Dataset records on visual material
★ ★ ★ ★

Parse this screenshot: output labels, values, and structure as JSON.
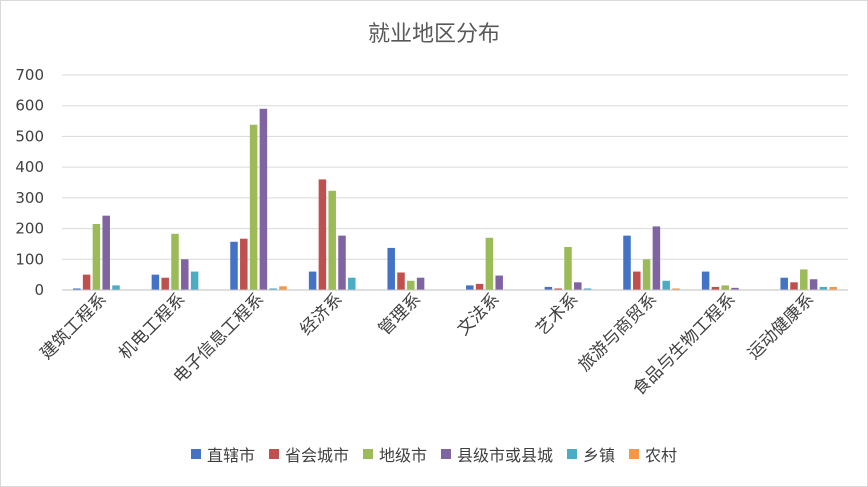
{
  "chart_data": {
    "type": "bar",
    "title": "就业地区分布",
    "categories": [
      "建筑工程系",
      "机电工程系",
      "电子信息工程系",
      "经济系",
      "管理系",
      "文法系",
      "艺术系",
      "旅游与商贸系",
      "食品与生物工程系",
      "运动健康系"
    ],
    "series": [
      {
        "name": "直辖市",
        "color": "#4472C4",
        "values": [
          5,
          50,
          157,
          60,
          137,
          15,
          10,
          177,
          60,
          40
        ]
      },
      {
        "name": "省会城市",
        "color": "#C0504D",
        "values": [
          50,
          40,
          167,
          360,
          57,
          20,
          5,
          60,
          10,
          25
        ]
      },
      {
        "name": "地级市",
        "color": "#9BBB59",
        "values": [
          215,
          183,
          538,
          323,
          30,
          170,
          140,
          100,
          15,
          67
        ]
      },
      {
        "name": "县级市或县城",
        "color": "#8064A2",
        "values": [
          242,
          100,
          590,
          177,
          40,
          47,
          25,
          207,
          7,
          35
        ]
      },
      {
        "name": "乡镇",
        "color": "#4BACC6",
        "values": [
          15,
          60,
          5,
          40,
          0,
          0,
          5,
          30,
          0,
          10
        ]
      },
      {
        "name": "农村",
        "color": "#F79646",
        "values": [
          0,
          0,
          12,
          0,
          0,
          0,
          0,
          5,
          0,
          10
        ]
      }
    ],
    "yticks": [
      0,
      100,
      200,
      300,
      400,
      500,
      600,
      700
    ],
    "ylim": [
      0,
      700
    ],
    "grid": true,
    "legend": "bottom"
  }
}
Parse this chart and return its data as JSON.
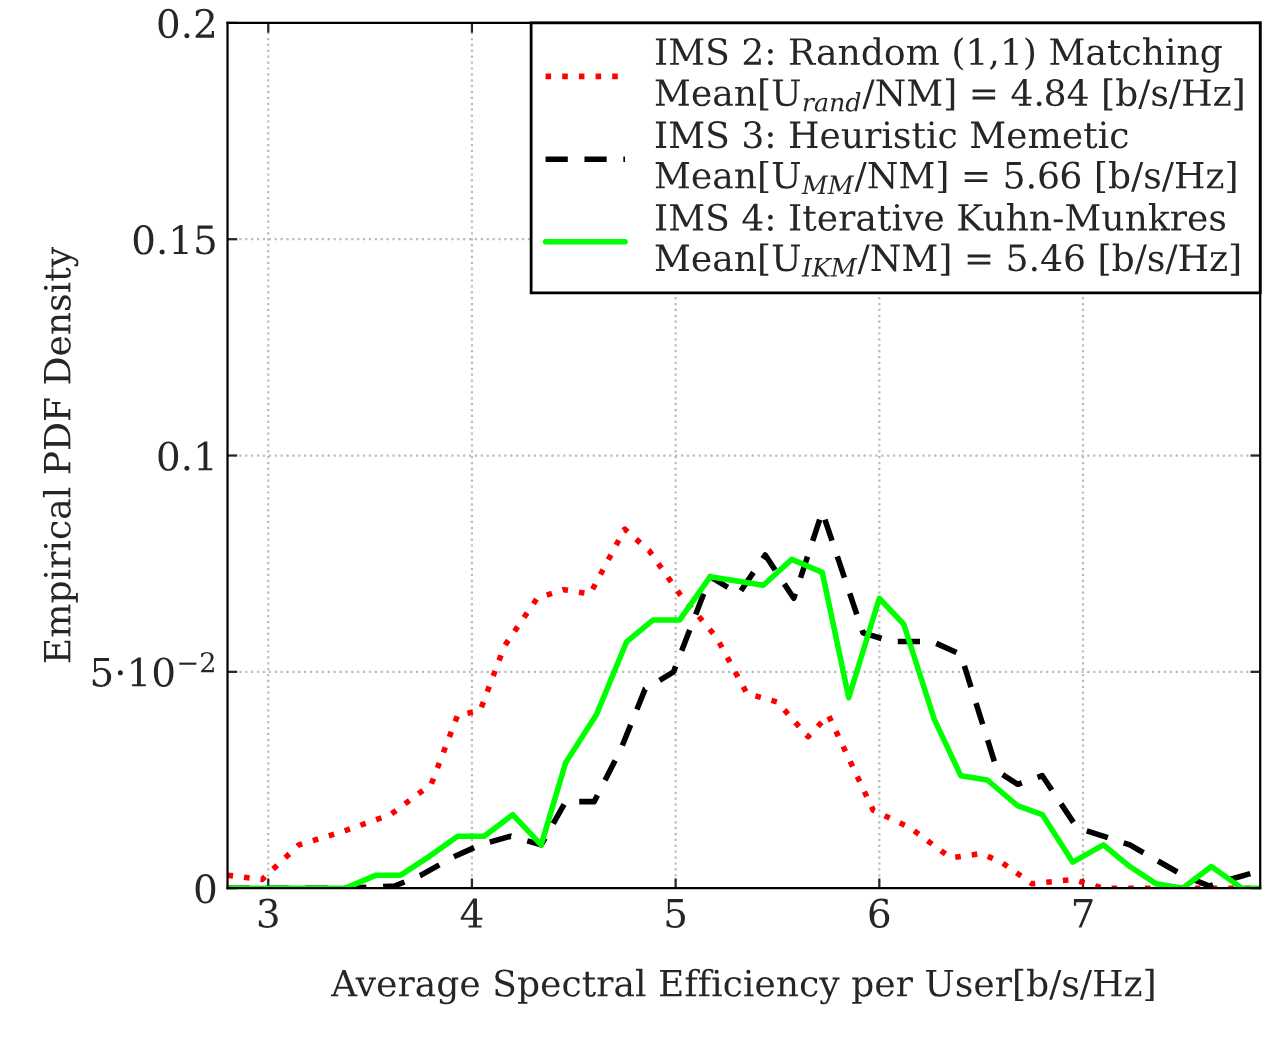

★ ★ ★ ★

### WHAT NEEDS TO BE DONE
Retype the records exactly. Any image in them should not appear in what you write.

### COMPLETED EXERCISE
Parse this screenshot: output labels, values, and structure as JSON.
{
  "chart_data": {
    "type": "bar",
    "title": "就业地区分布",
    "categories": [
      "建筑工程系",
      "机电工程系",
      "电子信息工程系",
      "经济系",
      "管理系",
      "文法系",
      "艺术系",
      "旅游与商贸系",
      "食品与生物工程系",
      "运动健康系"
    ],
    "series": [
      {
        "name": "直辖市",
        "color": "#4472C4",
        "values": [
          5,
          50,
          157,
          60,
          137,
          15,
          10,
          177,
          60,
          40
        ]
      },
      {
        "name": "省会城市",
        "color": "#C0504D",
        "values": [
          50,
          40,
          167,
          360,
          57,
          20,
          5,
          60,
          10,
          25
        ]
      },
      {
        "name": "地级市",
        "color": "#9BBB59",
        "values": [
          215,
          183,
          538,
          323,
          30,
          170,
          140,
          100,
          15,
          67
        ]
      },
      {
        "name": "县级市或县城",
        "color": "#8064A2",
        "values": [
          242,
          100,
          590,
          177,
          40,
          47,
          25,
          207,
          7,
          35
        ]
      },
      {
        "name": "乡镇",
        "color": "#4BACC6",
        "values": [
          15,
          60,
          5,
          40,
          0,
          0,
          5,
          30,
          0,
          10
        ]
      },
      {
        "name": "农村",
        "color": "#F79646",
        "values": [
          0,
          0,
          12,
          0,
          0,
          0,
          0,
          5,
          0,
          10
        ]
      }
    ],
    "yticks": [
      0,
      100,
      200,
      300,
      400,
      500,
      600,
      700
    ],
    "ylim": [
      0,
      700
    ],
    "grid": true,
    "legend": "bottom"
  }
}
Parse this chart and return its data as JSON.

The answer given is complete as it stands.